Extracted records
= = =

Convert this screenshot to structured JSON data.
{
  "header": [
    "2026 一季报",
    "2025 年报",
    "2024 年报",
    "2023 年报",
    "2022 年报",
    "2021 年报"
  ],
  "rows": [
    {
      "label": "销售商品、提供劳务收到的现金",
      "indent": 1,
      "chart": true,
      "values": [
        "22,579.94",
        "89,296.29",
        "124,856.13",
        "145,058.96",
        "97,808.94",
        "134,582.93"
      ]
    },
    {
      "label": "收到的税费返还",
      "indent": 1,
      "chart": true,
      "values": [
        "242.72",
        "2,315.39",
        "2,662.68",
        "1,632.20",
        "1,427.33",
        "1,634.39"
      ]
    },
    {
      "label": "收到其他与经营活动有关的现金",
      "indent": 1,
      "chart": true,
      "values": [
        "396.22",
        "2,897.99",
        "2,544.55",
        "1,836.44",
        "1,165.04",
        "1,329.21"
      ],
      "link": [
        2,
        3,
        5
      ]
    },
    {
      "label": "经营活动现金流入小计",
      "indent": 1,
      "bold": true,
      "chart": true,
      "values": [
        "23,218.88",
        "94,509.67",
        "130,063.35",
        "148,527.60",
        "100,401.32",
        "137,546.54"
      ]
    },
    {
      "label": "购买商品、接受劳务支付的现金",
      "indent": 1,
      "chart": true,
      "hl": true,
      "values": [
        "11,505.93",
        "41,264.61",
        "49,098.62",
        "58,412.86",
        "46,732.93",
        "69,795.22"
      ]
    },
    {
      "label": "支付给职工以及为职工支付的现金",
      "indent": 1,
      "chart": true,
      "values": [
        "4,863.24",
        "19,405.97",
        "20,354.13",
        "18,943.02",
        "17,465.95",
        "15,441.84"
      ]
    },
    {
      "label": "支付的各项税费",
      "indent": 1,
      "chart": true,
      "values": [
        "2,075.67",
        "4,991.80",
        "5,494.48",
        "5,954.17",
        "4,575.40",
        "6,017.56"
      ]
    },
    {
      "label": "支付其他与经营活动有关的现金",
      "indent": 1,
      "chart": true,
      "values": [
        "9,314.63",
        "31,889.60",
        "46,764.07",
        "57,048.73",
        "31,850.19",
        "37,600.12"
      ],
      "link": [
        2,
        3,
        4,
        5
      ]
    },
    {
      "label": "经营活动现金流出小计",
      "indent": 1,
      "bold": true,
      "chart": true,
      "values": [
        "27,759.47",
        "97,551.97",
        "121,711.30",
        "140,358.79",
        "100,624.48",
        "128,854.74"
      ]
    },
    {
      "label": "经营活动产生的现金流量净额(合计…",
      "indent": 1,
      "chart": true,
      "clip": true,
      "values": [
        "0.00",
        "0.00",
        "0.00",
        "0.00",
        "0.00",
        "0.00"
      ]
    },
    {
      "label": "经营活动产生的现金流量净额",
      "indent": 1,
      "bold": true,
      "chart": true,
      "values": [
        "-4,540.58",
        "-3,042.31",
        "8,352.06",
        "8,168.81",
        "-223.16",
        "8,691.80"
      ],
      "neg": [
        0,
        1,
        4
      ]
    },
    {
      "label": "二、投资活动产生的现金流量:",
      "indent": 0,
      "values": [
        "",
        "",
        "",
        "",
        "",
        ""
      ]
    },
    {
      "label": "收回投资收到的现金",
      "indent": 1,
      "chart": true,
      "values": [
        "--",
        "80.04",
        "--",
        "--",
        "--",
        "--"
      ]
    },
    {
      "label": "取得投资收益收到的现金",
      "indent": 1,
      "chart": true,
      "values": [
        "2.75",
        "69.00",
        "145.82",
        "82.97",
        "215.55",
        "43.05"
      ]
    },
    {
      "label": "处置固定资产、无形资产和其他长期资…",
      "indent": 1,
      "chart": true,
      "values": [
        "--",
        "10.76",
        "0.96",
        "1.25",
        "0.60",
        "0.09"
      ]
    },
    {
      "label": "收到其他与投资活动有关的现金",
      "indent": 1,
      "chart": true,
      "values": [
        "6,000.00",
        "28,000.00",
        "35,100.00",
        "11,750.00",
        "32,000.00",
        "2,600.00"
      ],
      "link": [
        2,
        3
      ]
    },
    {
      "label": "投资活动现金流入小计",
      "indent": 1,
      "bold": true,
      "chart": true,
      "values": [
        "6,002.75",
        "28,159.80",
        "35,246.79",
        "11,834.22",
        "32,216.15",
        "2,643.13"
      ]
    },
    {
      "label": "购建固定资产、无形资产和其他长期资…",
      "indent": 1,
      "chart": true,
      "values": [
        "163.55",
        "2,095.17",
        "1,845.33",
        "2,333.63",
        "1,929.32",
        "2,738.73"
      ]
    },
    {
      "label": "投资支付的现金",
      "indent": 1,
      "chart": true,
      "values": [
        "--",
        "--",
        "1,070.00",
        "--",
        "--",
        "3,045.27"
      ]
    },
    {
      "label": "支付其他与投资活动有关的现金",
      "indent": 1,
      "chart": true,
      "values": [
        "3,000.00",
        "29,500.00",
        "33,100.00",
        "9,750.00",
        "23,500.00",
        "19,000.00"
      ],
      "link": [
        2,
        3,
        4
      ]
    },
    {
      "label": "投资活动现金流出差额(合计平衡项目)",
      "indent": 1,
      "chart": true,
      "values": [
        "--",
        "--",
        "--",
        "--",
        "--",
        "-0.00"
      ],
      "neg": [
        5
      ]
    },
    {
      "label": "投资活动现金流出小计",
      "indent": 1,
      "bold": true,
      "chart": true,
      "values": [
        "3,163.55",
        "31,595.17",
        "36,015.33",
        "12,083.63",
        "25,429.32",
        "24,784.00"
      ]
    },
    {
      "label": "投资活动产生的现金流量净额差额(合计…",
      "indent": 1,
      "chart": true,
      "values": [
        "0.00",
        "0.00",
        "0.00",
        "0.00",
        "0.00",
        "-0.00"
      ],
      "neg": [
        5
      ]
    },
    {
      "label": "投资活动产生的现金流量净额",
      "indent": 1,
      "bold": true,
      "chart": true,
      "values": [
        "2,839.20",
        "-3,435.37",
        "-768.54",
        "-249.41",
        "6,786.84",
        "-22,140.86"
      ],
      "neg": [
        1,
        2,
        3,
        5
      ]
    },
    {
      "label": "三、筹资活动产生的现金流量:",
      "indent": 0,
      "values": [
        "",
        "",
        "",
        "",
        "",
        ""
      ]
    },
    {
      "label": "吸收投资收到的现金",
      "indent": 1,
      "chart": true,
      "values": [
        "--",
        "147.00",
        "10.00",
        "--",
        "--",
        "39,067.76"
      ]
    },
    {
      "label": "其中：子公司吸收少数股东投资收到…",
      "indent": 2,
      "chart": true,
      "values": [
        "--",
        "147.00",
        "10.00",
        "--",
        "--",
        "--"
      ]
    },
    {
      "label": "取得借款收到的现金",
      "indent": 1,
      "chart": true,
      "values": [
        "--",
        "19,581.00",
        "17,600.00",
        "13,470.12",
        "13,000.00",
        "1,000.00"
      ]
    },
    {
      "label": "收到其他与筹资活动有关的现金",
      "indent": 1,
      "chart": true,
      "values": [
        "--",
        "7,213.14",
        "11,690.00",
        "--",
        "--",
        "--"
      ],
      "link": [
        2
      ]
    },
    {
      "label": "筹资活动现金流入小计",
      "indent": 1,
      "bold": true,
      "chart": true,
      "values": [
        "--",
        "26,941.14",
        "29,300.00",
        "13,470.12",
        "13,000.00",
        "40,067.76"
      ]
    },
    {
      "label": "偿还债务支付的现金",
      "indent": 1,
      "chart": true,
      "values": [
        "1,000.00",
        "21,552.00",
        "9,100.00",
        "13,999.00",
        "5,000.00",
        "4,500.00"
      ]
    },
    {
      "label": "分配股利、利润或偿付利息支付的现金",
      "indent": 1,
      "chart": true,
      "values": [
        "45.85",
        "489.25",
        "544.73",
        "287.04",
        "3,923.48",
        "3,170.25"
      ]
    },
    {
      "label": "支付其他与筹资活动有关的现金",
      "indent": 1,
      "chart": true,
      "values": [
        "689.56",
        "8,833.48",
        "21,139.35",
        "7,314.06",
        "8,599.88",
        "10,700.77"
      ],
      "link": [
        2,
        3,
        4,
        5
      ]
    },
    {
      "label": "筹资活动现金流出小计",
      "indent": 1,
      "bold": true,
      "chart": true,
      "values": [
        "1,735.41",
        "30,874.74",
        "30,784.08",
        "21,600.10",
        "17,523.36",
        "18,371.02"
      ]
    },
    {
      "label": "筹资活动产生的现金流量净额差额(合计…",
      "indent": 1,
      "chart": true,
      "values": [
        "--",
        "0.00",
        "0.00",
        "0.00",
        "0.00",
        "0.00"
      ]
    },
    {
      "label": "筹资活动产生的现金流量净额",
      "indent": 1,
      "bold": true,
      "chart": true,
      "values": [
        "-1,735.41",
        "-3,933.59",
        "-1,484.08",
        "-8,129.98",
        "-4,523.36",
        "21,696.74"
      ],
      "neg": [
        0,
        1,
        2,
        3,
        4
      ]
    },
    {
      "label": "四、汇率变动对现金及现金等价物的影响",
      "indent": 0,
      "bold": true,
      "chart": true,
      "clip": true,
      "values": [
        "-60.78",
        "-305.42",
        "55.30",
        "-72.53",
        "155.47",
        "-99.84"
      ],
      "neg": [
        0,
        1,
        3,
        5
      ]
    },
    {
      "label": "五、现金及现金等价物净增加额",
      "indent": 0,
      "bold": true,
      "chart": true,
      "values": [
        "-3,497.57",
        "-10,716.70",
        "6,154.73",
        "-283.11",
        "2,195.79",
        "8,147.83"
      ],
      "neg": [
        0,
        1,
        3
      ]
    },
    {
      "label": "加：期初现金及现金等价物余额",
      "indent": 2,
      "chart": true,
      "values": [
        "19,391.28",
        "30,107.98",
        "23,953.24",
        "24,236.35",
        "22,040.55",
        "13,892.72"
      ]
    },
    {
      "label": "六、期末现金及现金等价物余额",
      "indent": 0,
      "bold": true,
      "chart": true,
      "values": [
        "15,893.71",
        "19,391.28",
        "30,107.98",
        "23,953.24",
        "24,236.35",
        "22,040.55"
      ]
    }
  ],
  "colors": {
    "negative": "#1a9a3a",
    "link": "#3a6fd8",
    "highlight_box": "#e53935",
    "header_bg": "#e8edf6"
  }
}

= = =

- DIRECTION: Gather each line from the listing above that holds "经营活动产生的现金流量净额".

- RESULT OF THE TASK:
      "label": "经营活动产生的现金流量净额(合计…",
      "label": "经营活动产生的现金流量净额",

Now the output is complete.